Task directions
Based on the entries below, how many lines contain the word "that"? Respond with only the number.

The data
□ □ □ □ □ □ □
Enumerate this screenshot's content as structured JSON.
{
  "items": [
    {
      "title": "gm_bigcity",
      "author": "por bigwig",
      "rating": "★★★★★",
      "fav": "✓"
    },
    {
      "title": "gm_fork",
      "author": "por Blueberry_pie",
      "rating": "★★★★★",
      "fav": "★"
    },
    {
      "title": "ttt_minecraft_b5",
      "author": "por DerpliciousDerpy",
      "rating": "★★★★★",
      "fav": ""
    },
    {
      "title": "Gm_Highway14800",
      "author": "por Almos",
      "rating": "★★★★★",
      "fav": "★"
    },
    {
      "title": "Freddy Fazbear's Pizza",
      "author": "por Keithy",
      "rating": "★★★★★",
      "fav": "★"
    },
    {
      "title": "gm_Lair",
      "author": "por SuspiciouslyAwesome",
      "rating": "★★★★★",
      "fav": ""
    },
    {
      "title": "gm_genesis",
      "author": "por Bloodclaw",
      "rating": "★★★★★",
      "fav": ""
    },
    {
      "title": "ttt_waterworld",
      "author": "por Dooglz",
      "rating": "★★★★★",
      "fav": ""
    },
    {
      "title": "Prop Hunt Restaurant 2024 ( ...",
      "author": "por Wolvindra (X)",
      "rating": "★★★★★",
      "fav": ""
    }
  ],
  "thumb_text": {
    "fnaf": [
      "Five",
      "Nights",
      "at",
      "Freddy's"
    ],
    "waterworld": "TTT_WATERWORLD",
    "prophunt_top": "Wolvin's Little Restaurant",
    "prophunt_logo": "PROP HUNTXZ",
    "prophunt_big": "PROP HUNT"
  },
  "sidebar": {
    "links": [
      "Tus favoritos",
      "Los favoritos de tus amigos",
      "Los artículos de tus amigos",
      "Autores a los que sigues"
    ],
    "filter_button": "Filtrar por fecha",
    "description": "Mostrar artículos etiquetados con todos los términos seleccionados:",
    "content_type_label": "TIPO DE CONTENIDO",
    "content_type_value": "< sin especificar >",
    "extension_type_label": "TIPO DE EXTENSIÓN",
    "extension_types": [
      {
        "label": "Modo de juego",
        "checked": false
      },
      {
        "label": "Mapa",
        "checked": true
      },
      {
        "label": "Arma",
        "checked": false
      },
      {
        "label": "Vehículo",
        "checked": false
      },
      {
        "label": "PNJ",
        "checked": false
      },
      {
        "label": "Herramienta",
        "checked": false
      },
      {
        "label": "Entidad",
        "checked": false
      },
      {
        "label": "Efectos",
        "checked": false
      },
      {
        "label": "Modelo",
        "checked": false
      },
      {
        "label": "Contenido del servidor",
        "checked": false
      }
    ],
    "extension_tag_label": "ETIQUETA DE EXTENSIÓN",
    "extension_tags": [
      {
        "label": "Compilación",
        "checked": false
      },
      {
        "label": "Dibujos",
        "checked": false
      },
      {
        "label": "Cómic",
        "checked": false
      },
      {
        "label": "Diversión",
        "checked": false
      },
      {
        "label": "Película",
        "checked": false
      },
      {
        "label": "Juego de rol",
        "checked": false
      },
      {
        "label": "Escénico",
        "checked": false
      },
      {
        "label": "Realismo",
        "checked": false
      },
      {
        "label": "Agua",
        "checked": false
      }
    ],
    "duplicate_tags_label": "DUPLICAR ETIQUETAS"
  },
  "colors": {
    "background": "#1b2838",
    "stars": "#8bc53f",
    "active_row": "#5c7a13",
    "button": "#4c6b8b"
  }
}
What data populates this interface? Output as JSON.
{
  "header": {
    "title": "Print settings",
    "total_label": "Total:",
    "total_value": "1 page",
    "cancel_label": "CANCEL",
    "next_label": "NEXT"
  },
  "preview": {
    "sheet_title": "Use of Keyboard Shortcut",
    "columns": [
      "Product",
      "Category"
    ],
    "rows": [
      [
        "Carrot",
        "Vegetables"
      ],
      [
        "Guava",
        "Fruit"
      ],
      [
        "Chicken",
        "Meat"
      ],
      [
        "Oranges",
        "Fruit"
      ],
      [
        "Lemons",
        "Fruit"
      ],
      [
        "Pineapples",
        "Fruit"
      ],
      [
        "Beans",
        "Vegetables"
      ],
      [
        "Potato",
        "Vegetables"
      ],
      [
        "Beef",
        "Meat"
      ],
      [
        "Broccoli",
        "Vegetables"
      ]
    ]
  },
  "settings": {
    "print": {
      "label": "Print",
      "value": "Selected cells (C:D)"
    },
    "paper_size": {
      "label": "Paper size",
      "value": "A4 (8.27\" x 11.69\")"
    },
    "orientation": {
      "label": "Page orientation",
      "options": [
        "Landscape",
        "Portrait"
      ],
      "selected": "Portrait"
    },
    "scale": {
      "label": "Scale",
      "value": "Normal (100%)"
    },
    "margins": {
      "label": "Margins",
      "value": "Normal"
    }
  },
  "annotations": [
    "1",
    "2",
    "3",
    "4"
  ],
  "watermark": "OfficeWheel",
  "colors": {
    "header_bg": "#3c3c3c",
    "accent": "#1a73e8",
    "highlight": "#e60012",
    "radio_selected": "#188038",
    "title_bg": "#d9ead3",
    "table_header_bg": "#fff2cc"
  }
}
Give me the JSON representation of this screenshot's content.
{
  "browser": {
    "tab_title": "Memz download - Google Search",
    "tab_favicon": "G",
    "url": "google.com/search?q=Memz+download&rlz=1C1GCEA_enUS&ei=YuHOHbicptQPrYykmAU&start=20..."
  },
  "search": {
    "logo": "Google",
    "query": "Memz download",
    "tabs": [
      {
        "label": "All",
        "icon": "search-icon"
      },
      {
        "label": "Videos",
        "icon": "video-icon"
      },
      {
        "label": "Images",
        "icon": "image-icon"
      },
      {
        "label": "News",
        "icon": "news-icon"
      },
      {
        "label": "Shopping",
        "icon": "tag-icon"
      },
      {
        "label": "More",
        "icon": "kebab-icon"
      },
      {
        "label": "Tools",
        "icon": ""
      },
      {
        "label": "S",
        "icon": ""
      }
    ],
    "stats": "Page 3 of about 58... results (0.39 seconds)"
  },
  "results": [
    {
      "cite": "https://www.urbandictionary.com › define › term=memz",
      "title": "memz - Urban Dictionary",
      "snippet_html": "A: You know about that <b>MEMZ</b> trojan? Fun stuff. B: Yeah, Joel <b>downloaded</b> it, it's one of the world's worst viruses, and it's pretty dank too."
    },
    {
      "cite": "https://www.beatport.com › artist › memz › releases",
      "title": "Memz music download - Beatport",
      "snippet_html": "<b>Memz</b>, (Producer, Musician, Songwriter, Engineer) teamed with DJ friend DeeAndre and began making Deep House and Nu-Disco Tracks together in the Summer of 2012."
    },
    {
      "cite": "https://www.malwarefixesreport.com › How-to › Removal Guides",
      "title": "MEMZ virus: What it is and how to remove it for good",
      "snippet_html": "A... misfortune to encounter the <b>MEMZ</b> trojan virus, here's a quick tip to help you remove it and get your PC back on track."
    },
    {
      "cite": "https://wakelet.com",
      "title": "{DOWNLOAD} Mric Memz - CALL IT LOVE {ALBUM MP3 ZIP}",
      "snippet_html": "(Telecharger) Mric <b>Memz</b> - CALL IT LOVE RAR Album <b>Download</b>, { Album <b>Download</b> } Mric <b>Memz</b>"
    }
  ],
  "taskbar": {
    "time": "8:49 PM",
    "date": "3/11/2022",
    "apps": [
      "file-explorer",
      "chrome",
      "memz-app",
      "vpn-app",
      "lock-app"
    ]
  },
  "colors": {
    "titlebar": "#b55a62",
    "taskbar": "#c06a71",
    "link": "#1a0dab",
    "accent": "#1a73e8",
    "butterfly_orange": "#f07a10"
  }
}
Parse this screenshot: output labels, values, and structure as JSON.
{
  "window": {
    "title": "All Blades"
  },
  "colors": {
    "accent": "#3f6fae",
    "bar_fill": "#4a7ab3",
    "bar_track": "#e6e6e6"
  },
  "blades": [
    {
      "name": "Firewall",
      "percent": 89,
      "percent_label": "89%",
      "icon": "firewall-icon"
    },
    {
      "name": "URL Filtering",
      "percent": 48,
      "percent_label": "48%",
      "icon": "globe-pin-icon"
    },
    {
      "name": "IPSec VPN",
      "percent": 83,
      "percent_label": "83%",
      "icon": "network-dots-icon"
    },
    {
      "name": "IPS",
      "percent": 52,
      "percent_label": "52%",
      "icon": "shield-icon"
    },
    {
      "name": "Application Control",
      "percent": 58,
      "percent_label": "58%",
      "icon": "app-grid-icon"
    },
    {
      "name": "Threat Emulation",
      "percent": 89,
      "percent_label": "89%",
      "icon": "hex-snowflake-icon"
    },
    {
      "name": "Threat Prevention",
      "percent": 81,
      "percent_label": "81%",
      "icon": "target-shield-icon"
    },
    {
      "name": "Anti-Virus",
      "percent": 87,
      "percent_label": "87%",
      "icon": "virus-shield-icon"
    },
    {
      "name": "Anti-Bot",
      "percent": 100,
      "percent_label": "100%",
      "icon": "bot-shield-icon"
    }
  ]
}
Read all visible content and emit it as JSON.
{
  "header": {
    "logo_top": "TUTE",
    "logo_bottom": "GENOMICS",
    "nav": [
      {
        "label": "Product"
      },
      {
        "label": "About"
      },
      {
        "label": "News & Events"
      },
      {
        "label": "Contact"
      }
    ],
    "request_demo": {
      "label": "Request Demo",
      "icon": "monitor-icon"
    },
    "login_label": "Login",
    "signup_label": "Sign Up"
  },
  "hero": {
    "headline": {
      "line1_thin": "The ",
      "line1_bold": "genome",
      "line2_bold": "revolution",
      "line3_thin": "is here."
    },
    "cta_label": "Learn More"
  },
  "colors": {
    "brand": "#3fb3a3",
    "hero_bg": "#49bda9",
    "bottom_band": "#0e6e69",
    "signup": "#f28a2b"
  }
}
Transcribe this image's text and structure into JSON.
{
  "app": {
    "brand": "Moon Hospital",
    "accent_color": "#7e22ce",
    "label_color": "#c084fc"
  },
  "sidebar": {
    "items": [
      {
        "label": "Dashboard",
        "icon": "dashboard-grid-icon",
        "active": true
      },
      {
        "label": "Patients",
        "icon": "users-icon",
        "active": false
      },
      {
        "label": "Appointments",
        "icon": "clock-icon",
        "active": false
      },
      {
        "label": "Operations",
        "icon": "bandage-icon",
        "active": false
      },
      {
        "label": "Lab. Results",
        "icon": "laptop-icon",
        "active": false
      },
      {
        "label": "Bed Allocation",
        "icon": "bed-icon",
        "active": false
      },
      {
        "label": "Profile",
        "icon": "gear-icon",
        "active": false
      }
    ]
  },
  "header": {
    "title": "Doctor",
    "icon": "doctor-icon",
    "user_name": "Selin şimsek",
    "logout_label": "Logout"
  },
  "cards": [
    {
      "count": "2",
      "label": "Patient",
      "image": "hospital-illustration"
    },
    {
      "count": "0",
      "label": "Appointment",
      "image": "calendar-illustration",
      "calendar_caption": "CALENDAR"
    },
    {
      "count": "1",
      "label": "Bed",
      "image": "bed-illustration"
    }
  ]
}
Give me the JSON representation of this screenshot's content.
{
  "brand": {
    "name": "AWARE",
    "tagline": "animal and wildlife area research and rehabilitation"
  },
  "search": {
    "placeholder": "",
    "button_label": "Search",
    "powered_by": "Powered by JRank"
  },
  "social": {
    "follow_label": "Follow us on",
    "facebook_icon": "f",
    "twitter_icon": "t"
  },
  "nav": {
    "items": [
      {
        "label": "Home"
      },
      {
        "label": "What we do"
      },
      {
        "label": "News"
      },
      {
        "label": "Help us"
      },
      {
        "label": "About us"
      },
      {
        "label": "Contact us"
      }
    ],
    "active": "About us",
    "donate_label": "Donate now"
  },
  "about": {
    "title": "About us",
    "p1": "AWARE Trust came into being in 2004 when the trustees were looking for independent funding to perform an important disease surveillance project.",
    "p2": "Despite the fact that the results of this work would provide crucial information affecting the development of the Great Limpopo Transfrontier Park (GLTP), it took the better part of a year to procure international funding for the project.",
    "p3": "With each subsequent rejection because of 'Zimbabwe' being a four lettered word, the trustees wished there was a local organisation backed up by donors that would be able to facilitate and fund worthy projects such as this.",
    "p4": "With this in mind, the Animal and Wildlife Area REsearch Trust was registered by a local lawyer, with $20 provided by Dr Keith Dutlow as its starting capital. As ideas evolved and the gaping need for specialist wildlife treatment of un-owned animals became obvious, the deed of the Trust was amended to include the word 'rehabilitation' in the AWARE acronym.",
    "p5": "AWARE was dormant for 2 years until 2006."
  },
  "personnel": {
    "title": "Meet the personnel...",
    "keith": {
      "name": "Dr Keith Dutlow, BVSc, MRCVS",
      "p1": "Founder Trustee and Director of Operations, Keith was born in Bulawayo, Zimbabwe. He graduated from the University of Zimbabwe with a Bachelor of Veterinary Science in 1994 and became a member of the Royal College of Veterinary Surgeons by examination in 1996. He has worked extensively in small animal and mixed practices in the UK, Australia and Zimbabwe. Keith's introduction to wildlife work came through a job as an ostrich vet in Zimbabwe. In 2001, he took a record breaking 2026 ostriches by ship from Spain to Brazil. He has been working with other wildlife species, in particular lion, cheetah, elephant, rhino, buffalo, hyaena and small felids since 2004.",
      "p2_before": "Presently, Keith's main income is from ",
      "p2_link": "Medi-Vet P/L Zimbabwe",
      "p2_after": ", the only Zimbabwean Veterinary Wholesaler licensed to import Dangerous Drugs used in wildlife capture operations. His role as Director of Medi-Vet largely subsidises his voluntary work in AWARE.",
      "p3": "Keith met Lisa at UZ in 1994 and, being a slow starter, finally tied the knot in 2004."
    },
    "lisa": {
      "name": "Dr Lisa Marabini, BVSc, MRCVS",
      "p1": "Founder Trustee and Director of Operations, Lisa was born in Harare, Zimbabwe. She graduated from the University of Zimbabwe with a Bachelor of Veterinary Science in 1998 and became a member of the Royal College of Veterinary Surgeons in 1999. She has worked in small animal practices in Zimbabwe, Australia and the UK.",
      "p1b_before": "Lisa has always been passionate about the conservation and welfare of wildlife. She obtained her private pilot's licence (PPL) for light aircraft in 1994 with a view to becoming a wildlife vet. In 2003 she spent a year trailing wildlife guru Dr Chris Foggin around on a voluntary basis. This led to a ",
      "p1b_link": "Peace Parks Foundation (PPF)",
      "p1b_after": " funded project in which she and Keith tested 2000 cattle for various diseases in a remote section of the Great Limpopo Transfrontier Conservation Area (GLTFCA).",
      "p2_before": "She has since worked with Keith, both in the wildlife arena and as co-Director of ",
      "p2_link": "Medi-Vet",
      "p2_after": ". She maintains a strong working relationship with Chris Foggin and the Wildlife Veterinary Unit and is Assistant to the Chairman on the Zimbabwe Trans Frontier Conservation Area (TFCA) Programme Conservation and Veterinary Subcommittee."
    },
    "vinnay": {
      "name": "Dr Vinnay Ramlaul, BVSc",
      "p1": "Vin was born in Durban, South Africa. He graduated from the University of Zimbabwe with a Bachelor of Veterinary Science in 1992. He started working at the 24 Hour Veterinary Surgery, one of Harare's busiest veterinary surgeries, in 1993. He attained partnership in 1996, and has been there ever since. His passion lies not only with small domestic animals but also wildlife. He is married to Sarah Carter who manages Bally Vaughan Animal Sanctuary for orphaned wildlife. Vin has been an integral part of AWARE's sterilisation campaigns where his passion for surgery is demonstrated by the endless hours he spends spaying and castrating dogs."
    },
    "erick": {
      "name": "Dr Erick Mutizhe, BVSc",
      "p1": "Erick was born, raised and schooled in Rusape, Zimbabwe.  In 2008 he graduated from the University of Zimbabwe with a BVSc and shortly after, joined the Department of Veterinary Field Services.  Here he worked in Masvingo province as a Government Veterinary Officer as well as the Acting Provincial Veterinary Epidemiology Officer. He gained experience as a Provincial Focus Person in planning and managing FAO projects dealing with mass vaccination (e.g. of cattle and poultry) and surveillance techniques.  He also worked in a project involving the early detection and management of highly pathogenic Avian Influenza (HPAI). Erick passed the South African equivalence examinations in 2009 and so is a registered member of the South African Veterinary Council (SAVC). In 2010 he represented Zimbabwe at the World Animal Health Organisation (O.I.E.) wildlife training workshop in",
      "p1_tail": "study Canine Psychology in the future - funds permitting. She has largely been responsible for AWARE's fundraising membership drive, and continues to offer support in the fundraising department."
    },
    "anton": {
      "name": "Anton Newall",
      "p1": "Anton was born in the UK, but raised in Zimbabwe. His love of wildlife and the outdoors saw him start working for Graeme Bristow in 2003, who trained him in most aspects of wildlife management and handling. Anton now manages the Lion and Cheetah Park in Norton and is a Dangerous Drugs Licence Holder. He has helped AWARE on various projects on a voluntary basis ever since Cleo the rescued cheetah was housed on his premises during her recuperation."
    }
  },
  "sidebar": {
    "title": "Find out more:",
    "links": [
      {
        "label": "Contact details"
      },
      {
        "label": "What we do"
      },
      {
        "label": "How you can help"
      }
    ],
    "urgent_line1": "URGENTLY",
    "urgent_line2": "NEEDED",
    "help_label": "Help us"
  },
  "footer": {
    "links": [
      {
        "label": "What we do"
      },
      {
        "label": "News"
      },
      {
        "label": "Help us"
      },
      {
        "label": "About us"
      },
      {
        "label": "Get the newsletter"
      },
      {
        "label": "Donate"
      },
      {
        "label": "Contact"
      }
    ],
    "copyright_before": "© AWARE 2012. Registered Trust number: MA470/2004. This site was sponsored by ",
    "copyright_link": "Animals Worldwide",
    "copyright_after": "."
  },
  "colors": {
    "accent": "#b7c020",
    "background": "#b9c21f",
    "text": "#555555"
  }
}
□ □ □ □ □ □ □
Finished exercise
3